| Goal |
Wherever the word "全国卷Ⅰ" appears in a line, copy that line.

-------- Extracted information --------

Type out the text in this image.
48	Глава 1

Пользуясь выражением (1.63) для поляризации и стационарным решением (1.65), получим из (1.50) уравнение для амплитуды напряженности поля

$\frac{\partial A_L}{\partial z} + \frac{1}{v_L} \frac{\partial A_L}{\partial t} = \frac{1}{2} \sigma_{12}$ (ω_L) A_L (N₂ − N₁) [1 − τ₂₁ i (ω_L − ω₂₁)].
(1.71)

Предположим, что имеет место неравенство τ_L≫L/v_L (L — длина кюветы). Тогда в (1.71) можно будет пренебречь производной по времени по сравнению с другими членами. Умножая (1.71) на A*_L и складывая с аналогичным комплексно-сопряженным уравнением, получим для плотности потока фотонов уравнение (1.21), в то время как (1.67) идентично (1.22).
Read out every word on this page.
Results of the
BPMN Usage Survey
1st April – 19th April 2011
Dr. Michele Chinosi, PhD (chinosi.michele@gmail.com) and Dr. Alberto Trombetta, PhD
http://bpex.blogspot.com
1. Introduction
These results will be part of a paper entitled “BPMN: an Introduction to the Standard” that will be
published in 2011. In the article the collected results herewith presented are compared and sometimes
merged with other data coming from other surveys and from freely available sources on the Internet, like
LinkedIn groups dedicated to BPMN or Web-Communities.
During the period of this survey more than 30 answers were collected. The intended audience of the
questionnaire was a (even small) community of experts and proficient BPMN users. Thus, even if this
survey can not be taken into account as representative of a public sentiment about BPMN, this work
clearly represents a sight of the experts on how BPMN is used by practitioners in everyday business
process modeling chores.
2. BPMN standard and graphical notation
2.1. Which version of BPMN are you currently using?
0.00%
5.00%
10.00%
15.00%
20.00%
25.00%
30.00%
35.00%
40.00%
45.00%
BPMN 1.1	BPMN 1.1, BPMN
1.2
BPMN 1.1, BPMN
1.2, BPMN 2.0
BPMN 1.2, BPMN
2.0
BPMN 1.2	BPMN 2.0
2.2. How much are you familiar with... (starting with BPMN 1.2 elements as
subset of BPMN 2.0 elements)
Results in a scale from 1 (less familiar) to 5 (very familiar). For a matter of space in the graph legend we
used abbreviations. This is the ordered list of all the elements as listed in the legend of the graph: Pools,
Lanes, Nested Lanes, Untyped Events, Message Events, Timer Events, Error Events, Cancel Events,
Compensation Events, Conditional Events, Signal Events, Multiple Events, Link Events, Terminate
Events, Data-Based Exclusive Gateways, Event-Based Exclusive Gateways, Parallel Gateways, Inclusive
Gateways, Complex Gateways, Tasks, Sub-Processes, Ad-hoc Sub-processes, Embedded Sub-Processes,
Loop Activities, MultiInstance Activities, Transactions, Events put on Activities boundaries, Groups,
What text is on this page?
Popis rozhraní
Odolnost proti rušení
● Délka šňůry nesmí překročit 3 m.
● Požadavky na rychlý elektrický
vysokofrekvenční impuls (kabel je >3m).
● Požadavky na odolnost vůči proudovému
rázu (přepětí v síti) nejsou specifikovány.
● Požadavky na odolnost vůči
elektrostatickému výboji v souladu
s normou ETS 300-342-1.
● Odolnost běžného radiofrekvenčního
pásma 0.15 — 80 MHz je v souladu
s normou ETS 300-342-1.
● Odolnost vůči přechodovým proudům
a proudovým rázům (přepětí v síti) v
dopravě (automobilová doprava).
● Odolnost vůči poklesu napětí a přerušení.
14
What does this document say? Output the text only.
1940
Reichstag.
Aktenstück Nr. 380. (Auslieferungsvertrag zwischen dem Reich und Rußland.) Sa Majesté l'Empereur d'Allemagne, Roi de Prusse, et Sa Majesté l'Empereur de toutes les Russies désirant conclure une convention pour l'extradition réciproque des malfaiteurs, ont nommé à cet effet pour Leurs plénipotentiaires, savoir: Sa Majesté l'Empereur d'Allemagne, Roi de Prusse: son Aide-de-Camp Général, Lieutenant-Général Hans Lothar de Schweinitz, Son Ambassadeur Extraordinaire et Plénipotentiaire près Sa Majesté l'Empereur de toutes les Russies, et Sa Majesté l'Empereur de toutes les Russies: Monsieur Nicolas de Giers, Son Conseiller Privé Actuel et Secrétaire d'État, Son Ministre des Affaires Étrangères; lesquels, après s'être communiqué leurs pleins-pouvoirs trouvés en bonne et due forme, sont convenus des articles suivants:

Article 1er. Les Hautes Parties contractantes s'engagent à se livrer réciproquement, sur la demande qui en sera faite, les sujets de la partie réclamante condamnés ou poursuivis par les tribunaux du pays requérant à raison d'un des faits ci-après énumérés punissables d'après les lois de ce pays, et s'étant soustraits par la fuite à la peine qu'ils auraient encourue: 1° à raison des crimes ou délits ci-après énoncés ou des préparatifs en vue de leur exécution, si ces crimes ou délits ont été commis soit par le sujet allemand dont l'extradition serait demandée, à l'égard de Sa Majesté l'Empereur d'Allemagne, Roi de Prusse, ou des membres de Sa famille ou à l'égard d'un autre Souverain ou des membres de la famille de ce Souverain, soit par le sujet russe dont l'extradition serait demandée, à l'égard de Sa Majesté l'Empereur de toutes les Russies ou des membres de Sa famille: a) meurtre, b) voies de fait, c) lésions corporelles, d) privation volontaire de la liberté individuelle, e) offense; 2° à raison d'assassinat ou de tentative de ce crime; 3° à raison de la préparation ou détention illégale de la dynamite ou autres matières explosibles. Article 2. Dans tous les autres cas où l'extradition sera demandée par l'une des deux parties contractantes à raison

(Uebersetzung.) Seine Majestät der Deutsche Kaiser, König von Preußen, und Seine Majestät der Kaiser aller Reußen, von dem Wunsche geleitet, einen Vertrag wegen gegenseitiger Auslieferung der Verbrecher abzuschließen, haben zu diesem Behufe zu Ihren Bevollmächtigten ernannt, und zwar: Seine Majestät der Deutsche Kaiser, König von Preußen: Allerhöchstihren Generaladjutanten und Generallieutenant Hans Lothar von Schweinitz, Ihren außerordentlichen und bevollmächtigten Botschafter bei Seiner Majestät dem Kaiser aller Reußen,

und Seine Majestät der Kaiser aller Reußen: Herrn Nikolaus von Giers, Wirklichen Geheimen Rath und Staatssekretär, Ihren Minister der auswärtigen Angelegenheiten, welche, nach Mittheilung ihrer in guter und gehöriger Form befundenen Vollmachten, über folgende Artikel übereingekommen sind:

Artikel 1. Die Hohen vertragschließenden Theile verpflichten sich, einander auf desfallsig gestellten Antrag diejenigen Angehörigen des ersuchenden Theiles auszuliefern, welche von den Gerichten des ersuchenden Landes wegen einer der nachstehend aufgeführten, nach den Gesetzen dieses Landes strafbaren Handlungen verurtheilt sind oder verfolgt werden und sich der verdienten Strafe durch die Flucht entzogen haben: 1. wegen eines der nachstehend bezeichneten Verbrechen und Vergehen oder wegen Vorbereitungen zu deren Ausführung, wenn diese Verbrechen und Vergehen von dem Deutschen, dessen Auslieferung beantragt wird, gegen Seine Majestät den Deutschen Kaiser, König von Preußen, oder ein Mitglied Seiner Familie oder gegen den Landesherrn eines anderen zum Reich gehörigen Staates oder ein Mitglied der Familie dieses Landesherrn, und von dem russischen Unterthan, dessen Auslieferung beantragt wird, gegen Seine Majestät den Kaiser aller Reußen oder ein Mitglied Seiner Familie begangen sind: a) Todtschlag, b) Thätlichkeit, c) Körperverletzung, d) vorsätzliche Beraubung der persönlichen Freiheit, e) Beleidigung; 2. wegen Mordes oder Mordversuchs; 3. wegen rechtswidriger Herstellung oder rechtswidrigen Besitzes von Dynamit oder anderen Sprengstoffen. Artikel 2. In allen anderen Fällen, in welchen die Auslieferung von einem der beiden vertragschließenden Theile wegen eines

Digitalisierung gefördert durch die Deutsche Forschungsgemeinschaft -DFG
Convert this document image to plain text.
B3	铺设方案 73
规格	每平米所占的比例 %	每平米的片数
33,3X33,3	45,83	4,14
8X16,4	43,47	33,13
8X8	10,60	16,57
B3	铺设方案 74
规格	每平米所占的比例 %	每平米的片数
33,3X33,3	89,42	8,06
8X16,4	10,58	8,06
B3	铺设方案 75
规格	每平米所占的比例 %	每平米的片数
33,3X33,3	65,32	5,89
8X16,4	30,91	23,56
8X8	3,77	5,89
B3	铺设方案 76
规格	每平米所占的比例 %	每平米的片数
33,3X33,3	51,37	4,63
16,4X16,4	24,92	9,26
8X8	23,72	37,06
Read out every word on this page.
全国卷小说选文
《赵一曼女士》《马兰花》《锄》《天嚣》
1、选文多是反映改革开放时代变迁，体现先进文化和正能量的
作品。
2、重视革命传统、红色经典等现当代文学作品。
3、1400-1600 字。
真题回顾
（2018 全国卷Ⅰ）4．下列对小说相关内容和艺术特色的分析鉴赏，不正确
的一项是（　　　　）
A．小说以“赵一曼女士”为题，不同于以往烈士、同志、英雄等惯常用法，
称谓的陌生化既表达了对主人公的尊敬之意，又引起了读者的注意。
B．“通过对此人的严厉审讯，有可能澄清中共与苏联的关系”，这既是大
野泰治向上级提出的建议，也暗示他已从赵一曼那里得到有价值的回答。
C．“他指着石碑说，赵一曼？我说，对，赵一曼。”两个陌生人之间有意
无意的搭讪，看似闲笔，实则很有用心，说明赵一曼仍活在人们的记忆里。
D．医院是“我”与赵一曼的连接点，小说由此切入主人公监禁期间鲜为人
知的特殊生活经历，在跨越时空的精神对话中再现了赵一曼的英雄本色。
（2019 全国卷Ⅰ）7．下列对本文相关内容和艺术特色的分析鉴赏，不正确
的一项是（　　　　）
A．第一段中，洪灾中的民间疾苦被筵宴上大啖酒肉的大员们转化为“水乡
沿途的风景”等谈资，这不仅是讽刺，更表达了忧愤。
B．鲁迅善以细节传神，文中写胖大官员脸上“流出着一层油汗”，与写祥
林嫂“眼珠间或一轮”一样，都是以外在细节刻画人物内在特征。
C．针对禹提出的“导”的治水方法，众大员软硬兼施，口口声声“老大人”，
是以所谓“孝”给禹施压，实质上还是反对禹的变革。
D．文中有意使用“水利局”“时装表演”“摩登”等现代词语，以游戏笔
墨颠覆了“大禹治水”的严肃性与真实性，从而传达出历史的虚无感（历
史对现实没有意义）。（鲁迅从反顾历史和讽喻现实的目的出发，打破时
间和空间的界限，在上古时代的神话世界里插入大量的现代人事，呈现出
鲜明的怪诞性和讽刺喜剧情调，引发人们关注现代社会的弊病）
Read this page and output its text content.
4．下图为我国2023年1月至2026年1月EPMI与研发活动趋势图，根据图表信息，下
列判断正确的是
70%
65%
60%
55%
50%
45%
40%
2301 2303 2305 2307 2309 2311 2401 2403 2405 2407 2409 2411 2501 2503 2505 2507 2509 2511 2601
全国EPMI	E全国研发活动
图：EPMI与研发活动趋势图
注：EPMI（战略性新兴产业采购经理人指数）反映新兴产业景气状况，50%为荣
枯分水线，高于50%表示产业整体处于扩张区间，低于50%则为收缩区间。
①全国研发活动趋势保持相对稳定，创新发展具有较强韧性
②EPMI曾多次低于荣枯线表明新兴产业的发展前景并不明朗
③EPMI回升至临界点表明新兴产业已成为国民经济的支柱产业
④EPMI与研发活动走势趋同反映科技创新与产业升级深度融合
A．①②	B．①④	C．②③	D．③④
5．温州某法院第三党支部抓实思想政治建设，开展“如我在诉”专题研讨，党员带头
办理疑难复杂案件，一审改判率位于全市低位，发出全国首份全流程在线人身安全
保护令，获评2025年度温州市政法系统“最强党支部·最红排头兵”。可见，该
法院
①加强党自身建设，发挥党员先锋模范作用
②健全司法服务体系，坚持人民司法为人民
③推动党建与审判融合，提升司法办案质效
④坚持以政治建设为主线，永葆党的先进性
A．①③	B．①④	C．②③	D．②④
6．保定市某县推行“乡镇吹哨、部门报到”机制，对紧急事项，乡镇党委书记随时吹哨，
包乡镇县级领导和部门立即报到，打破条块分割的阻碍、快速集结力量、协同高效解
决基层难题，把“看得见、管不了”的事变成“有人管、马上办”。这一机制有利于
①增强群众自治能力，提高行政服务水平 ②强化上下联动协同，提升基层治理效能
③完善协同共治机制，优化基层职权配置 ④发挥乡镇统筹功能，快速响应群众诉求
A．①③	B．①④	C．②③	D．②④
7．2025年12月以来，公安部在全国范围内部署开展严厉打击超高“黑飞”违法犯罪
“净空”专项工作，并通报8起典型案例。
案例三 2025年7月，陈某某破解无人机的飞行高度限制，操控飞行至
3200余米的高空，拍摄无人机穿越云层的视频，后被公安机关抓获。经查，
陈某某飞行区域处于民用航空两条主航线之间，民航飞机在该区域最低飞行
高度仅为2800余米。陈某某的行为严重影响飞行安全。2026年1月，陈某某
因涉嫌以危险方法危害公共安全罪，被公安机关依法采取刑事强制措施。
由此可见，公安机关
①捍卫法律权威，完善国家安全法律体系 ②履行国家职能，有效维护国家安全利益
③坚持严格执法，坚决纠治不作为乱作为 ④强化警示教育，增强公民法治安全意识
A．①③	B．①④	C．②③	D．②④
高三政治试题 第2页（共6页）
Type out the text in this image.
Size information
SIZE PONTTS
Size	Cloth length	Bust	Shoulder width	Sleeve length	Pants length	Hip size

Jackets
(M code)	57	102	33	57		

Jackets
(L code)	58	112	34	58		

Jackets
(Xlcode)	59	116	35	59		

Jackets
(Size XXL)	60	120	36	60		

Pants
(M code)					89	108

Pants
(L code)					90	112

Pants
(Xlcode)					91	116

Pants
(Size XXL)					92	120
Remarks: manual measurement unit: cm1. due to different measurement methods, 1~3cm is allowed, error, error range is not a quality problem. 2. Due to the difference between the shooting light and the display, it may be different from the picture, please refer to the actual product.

--------

| Complete answer |
（2018 全国卷Ⅰ）4．下列对小说相关内容和艺术特色的分析鉴赏，不正确
（2019 全国卷Ⅰ）7．下列对本文相关内容和艺术特色的分析鉴赏，不正确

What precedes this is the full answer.